Work instructions → Transcribe all of the material exactly.
-- Start The input --
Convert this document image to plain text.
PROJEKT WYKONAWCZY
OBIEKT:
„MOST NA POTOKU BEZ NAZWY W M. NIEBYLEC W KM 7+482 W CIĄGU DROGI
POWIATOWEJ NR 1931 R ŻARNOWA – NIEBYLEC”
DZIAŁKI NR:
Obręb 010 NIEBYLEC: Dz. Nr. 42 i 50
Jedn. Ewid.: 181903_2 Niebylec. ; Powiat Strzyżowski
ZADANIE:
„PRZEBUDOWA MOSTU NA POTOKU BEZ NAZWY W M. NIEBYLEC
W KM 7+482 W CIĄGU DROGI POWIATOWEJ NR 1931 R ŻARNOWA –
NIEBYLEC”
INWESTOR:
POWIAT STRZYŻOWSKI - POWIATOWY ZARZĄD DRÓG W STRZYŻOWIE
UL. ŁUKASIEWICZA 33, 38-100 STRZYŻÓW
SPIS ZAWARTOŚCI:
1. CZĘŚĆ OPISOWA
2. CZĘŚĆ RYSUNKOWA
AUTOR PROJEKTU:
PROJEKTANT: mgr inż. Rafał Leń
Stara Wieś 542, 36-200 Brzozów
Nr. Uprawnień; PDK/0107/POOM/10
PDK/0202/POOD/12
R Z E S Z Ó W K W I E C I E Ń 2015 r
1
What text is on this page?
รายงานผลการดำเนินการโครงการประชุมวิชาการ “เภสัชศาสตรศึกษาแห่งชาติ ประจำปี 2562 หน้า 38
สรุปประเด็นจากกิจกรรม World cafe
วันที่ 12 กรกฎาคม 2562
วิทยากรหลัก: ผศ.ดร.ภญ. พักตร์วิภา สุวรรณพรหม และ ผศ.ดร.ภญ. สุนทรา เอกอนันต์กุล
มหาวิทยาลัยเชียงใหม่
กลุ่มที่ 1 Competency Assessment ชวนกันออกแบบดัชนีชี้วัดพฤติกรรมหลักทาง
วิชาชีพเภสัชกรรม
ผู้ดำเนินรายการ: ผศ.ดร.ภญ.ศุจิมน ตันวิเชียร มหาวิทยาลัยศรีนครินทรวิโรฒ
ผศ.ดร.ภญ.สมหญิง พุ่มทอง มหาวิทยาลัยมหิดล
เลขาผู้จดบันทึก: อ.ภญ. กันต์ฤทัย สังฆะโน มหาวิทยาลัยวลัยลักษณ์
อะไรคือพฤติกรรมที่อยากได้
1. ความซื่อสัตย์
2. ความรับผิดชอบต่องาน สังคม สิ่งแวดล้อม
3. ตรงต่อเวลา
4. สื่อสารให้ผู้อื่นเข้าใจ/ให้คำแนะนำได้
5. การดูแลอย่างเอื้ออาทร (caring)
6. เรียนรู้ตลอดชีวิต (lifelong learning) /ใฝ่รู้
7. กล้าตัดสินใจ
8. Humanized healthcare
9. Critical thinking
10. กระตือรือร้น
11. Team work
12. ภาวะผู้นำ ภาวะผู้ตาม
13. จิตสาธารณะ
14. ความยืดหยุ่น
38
-- End The input --
Exercise result →
Convert this document image to plain text.
PROJEKT WYKONAWCZY
OBIEKT:
„MOST NA POTOKU BEZ NAZWY W M. NIEBYLEC W KM 7+482 W CIĄGU DROGI
POWIATOWEJ NR 1931 R ŻARNOWA – NIEBYLEC”
DZIAŁKI NR:
Obręb 010 NIEBYLEC: Dz. Nr. 42 i 50
Jedn. Ewid.: 181903_2 Niebylec. ; Powiat Strzyżowski
ZADANIE:
„PRZEBUDOWA MOSTU NA POTOKU BEZ NAZWY W M. NIEBYLEC
W KM 7+482 W CIĄGU DROGI POWIATOWEJ NR 1931 R ŻARNOWA –
NIEBYLEC”
INWESTOR:
POWIAT STRZYŻOWSKI - POWIATOWY ZARZĄD DRÓG W STRZYŻOWIE
UL. ŁUKASIEWICZA 33, 38-100 STRZYŻÓW
SPIS ZAWARTOŚCI:
1. CZĘŚĆ OPISOWA
2. CZĘŚĆ RYSUNKOWA
AUTOR PROJEKTU:
PROJEKTANT: mgr inż. Rafał Leń
Stara Wieś 542, 36-200 Brzozów
Nr. Uprawnień; PDK/0107/POOM/10
PDK/0202/POOD/12
R Z E S Z Ó W K W I E C I E Ń 2015 r
1
What text is on this page?
รายงานผลการดำเนินการโครงการประชุมวิชาการ “เภสัชศาสตรศึกษาแห่งชาติ ประจำปี 2562 หน้า 38
สรุปประเด็นจากกิจกรรม World cafe
วันที่ 12 กรกฎาคม 2562
วิทยากรหลัก: ผศ.ดร.ภญ. พักตร์วิภา สุวรรณพรหม และ ผศ.ดร.ภญ. สุนทรา เอกอนันต์กุล
มหาวิทยาลัยเชียงใหม่
กลุ่มที่ 1 Competency Assessment ชวนกันออกแบบดัชนีชี้วัดพฤติกรรมหลักทาง
วิชาชีพเภสัชกรรม
ผู้ดำเนินรายการ: ผศ.ดร.ภญ.ศุจิมน ตันวิเชียร มหาวิทยาลัยศรีนครินทรวิโรฒ
ผศ.ดร.ภญ.สมหญิง พุ่มทอง มหาวิทยาลัยมหิดล
เลขาผู้จดบันทึก: อ.ภญ. กันต์ฤทัย สังฆะโน มหาวิทยาลัยวลัยลักษณ์
อะไรคือพฤติกรรมที่อยากได้
1. ความซื่อสัตย์
2. ความรับผิดชอบต่องาน สังคม สิ่งแวดล้อม
3. ตรงต่อเวลา
4. สื่อสารให้ผู้อื่นเข้าใจ/ให้คำแนะนำได้
5. การดูแลอย่างเอื้ออาทร (caring)
6. เรียนรู้ตลอดชีวิต (lifelong learning) /ใฝ่รู้
7. กล้าตัดสินใจ
8. Humanized healthcare
9. Critical thinking
10. กระตือรือร้น
11. Team work
12. ภาวะผู้นำ ภาวะผู้ตาม
13. จิตสาธารณะ
14. ความยืดหยุ่น
38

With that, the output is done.